● **SUPPLIED MATERIAL**

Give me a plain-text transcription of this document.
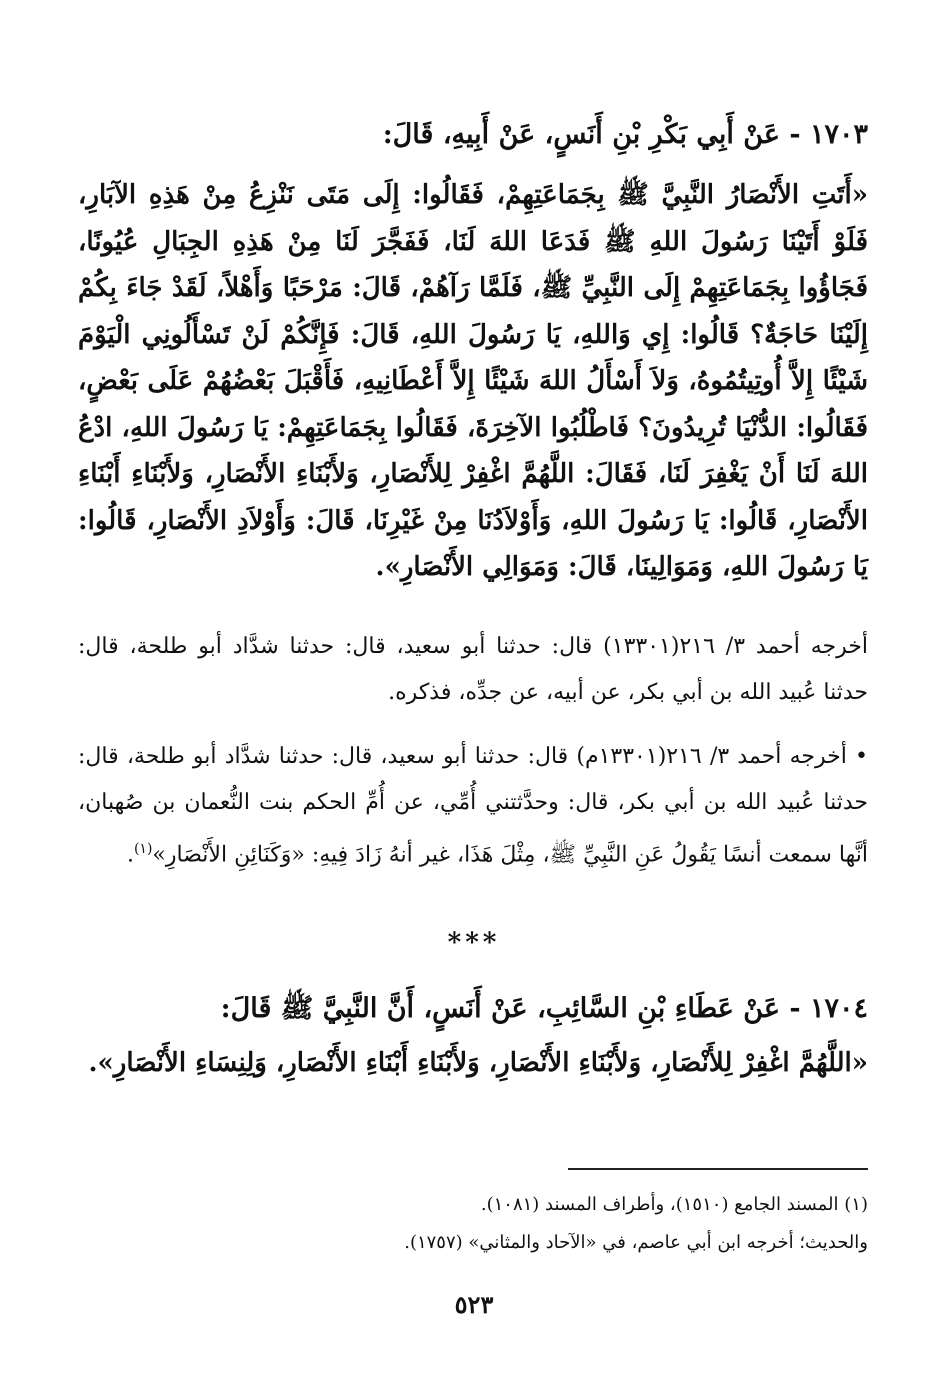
١٧٠٣ - عَنْ أَبِي بَكْرِ بْنِ أَنَسٍ، عَنْ أَبِيهِ، قَالَ:
«أَتَتِ الأَنْصَارُ النَّبِيَّ ﷺ بِجَمَاعَتِهِمْ، فَقَالُوا: إِلَى مَتَى نَنْزِعُ مِنْ هَذِهِ الآبَارِ، فَلَوْ أَتَيْنَا رَسُولَ اللهِ ﷺ فَدَعَا اللهَ لَنَا، فَفَجَّرَ لَنَا مِنْ هَذِهِ الجِبَالِ عُيُونًا، فَجَاؤُوا بِجَمَاعَتِهِمْ إِلَى النَّبِيِّ ﷺ، فَلَمَّا رَآهُمْ، قَالَ: مَرْحَبًا وَأَهْلاً، لَقَدْ جَاءَ بِكُمْ إِلَيْنَا حَاجَةٌ؟ قَالُوا: إِي وَاللهِ، يَا رَسُولَ اللهِ، قَالَ: فَإِنَّكُمْ لَنْ تَسْأَلُونِي الْيَوْمَ شَيْئًا إِلاَّ أُوتِيتُمُوهُ، وَلاَ أَسْأَلُ اللهَ شَيْئًا إِلاَّ أَعْطَانِيهِ، فَأَقْبَلَ بَعْضُهُمْ عَلَى بَعْضٍ، فَقَالُوا: الدُّنْيَا تُرِيدُونَ؟ فَاطْلُبُوا الآخِرَةَ، فَقَالُوا بِجَمَاعَتِهِمْ: يَا رَسُولَ اللهِ، ادْعُ اللهَ لَنَا أَنْ يَغْفِرَ لَنَا، فَقَالَ: اللَّهُمَّ اغْفِرْ لِلأَنْصَارِ، وَلأَبْنَاءِ الأَنْصَارِ، وَلأَبْنَاءِ أَبْنَاءِ الأَنْصَارِ، قَالُوا: يَا رَسُولَ اللهِ، وَأَوْلاَدُنَا مِنْ غَيْرِنَا، قَالَ: وَأَوْلاَدِ الأَنْصَارِ، قَالُوا: يَا رَسُولَ اللهِ، وَمَوَالِينَا، قَالَ: وَمَوَالِي الأَنْصَارِ».
أخرجه أحمد ٣/ ٢١٦(١٣٣٠١) قال: حدثنا أبو سعيد، قال: حدثنا شدَّاد أبو طلحة، قال: حدثنا عُبيد الله بن أبي بكر، عن أبيه، عن جدِّه، فذكره.
• أخرجه أحمد ٣/ ٢١٦(١٣٣٠١م) قال: حدثنا أبو سعيد، قال: حدثنا شدَّاد أبو طلحة، قال: حدثنا عُبيد الله بن أبي بكر، قال: وحدَّثتني أُمِّي، عن أُمِّ الحكم بنت النُّعمان بن صُهبان، أنَّها سمعت أنسًا يَقُولُ عَنِ النَّبِيِّ ﷺ، مِثْلَ هَذَا، غير أنهُ زَادَ فِيهِ: «وَكَنَائِنِ الأَنْصَارِ»$^{(١)}$.
***
١٧٠٤ - عَنْ عَطَاءِ بْنِ السَّائِبِ، عَنْ أَنَسٍ، أَنَّ النَّبِيَّ ﷺ قَالَ:
«اللَّهُمَّ اغْفِرْ لِلأَنْصَارِ، وَلأَبْنَاءِ الأَنْصَارِ، وَلأَبْنَاءِ أَبْنَاءِ الأَنْصَارِ، وَلِنِسَاءِ الأَنْصَارِ».
(١) المسند الجامع (١٥١٠)، وأطراف المسند (١٠٨١).
والحديث؛ أخرجه ابن أبي عاصم، في «الآحاد والمثاني» (١٧٥٧).
٥٢٣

● **EXERCISE OBJECTIVE**
The records are above. How many lines in them contain the word "طلحة"? Give the number alone.

● **ANSWER TO THE PROBLEM**
2